= Stored data =
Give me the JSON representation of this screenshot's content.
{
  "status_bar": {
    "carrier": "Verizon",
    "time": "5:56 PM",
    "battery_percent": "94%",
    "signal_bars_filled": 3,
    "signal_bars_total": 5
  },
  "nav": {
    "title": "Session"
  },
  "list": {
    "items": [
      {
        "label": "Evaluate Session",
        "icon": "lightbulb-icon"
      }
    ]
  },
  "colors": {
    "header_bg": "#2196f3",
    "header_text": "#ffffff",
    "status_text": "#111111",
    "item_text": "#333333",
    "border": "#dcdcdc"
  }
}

= Do this =
Retype the entries exactly, including every line.

= Task result =
Give me the JSON representation of this screenshot's content.
{
  "status_bar": {
    "carrier": "Verizon",
    "time": "5:56 PM",
    "battery_percent": "94%",
    "signal_bars_filled": 3,
    "signal_bars_total": 5
  },
  "nav": {
    "title": "Session"
  },
  "list": {
    "items": [
      {
        "label": "Evaluate Session",
        "icon": "lightbulb-icon"
      }
    ]
  },
  "colors": {
    "header_bg": "#2196f3",
    "header_text": "#ffffff",
    "status_text": "#111111",
    "item_text": "#333333",
    "border": "#dcdcdc"
  }
}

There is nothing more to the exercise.